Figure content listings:

# # #

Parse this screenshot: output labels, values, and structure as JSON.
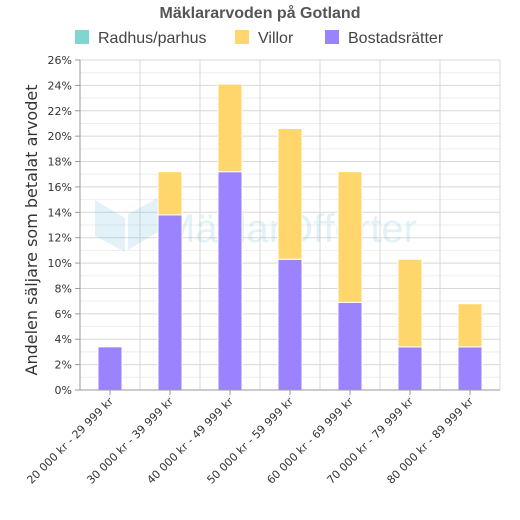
{
  "chart_data": {
    "type": "bar",
    "stacked": true,
    "title": "Mäklararvoden på Gotland",
    "ylabel": "Andelen säljare som betalat arvodet",
    "xlabel": "",
    "ylim": [
      0,
      26
    ],
    "ytick_step": 2,
    "ytick_suffix": "%",
    "grid": true,
    "legend_position": "top",
    "categories": [
      "20 000 kr - 29 999 kr",
      "30 000 kr - 39 999 kr",
      "40 000 kr - 49 999 kr",
      "50 000 kr - 59 999 kr",
      "60 000 kr - 69 999 kr",
      "70 000 kr - 79 999 kr",
      "80 000 kr - 89 999 kr"
    ],
    "series": [
      {
        "name": "Radhus/parhus",
        "color": "#7ed6cf",
        "values": [
          0,
          0,
          0,
          0,
          0,
          0,
          0
        ]
      },
      {
        "name": "Villor",
        "color": "#ffd66b",
        "values": [
          0,
          3.4,
          6.9,
          10.3,
          10.3,
          6.9,
          3.4
        ]
      },
      {
        "name": "Bostadsrätter",
        "color": "#9b82ff",
        "values": [
          3.4,
          13.8,
          17.2,
          10.3,
          6.9,
          3.4,
          3.4
        ]
      }
    ]
  },
  "watermark": {
    "text": "MäklarOfferter",
    "color": "#3aa9d0"
  }
}
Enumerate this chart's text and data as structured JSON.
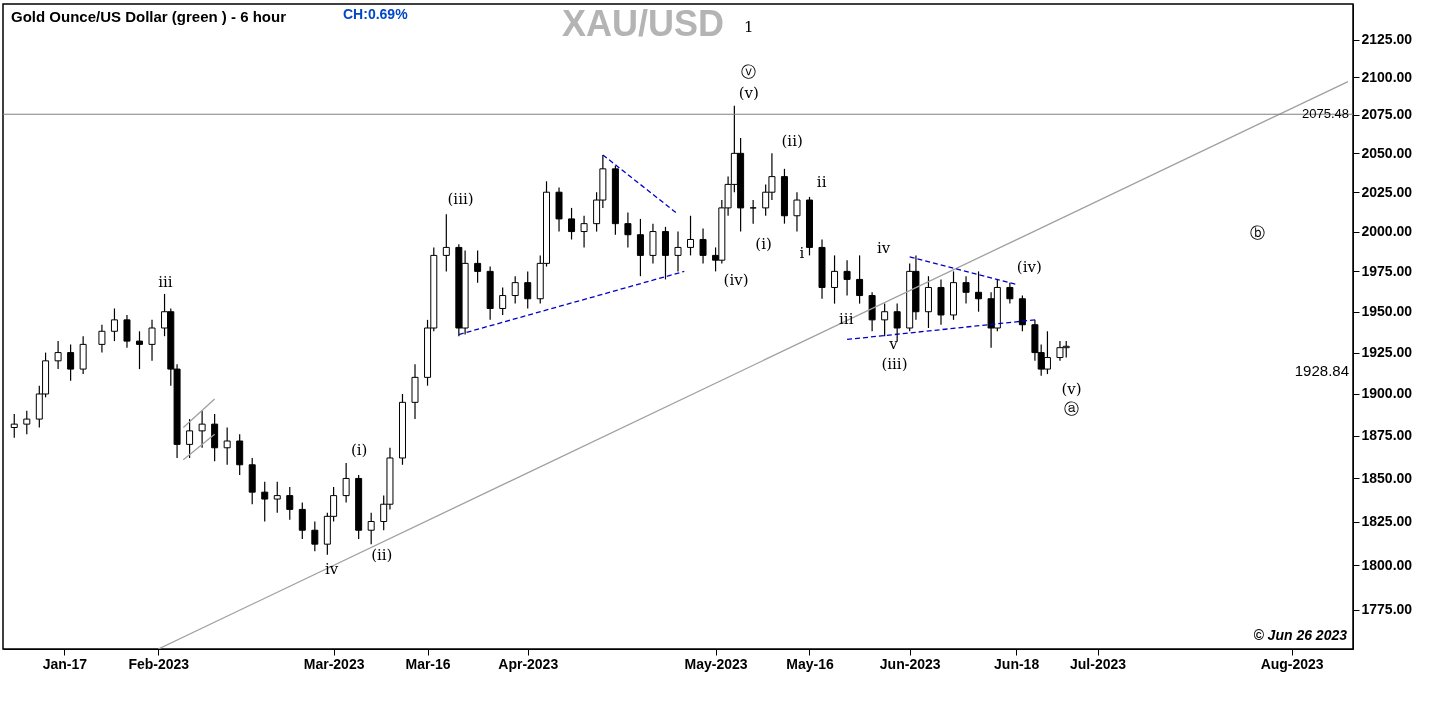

# # #

▶ _SET PROBLEM_
Pull out every line containing "name".

▶ _EXERCISE SOLUTION_
        "name": "Radhus/parhus",
        "name": "Villor",
        "name": "Bostadsrätter",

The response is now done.